ZADANIE PISEMNE =
Przepisz pozycje od pierwszej aż do tej z „y-tick-mark-50 [384, 866, 398, 868]” włącznie, zamieniając „gridline-h-100” na „gridline-h-max”. Wszystko inne pozostaw bez zmian.

Dane wyodrębnione ze zbioru
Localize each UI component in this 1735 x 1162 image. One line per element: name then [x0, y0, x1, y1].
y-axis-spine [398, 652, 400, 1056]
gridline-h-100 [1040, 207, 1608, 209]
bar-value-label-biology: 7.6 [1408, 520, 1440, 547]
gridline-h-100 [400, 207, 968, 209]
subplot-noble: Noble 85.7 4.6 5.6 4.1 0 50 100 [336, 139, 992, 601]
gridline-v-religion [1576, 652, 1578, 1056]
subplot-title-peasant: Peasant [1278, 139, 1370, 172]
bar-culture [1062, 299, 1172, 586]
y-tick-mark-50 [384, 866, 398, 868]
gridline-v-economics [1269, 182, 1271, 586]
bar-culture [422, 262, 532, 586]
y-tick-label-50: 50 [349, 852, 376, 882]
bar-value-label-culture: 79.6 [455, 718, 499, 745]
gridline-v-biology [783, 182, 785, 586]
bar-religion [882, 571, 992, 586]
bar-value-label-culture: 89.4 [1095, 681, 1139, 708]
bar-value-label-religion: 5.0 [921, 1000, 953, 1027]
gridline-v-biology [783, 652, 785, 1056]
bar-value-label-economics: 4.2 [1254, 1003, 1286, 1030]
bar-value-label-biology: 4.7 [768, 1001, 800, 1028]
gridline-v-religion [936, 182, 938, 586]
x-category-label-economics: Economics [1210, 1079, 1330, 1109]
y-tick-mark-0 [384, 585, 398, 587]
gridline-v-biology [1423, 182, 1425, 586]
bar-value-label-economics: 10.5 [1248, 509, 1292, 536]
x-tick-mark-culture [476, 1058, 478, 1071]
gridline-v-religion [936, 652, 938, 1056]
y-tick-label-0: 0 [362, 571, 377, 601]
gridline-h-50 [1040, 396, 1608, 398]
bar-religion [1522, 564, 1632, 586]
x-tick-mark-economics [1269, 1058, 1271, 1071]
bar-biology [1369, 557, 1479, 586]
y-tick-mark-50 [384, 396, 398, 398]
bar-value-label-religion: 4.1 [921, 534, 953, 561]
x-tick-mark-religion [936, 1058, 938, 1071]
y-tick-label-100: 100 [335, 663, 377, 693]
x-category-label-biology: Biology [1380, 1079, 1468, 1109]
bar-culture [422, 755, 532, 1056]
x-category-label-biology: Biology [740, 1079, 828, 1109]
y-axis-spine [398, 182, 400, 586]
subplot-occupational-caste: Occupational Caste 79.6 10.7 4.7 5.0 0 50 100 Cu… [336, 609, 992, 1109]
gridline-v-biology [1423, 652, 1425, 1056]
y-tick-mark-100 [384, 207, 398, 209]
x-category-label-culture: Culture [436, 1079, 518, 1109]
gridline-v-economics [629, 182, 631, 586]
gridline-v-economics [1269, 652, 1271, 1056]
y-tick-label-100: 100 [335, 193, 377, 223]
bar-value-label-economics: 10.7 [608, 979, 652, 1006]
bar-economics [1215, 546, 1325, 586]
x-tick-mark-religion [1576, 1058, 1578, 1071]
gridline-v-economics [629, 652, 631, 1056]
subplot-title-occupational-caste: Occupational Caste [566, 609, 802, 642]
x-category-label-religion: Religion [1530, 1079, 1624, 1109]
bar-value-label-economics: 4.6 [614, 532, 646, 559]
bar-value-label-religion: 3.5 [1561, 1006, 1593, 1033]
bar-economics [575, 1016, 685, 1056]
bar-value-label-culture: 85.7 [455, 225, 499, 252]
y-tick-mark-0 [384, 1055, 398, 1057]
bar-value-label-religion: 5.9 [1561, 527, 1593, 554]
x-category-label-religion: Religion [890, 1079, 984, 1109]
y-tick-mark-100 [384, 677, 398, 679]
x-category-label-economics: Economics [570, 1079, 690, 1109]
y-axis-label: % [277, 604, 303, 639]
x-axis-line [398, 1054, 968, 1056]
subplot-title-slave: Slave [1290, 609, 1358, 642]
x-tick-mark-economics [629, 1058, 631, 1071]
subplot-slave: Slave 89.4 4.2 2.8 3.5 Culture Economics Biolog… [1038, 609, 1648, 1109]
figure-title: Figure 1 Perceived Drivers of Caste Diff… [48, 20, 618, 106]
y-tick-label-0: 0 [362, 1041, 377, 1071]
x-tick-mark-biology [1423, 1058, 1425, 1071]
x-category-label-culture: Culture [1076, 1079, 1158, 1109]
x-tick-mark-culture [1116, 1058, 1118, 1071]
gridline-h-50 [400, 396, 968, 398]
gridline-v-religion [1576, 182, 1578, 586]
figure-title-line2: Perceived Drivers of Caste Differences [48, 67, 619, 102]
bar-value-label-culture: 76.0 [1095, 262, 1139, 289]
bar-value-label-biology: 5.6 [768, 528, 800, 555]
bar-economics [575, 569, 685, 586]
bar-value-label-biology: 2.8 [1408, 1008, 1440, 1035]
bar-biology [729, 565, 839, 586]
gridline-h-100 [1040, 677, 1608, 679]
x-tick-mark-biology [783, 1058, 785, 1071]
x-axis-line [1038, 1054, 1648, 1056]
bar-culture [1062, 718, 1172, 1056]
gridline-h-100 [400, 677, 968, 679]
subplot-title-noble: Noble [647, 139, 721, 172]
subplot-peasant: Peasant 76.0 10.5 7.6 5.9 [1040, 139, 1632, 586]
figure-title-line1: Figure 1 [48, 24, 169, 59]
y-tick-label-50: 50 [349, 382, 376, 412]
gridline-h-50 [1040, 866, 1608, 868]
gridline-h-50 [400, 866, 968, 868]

PEŁNE ROZWIĄZANIE =
Localize each UI component in this 1735 x 1162 image. One line per element: name then [x0, y0, x1, y1].
y-axis-spine [398, 652, 400, 1056]
gridline-h-max [1040, 207, 1608, 209]
bar-value-label-biology: 7.6 [1408, 520, 1440, 547]
gridline-h-max [400, 207, 968, 209]
subplot-noble: Noble 85.7 4.6 5.6 4.1 0 50 100 [336, 139, 992, 601]
gridline-v-religion [1576, 652, 1578, 1056]
subplot-title-peasant: Peasant [1278, 139, 1370, 172]
bar-culture [1062, 299, 1172, 586]
y-tick-mark-50 [384, 866, 398, 868]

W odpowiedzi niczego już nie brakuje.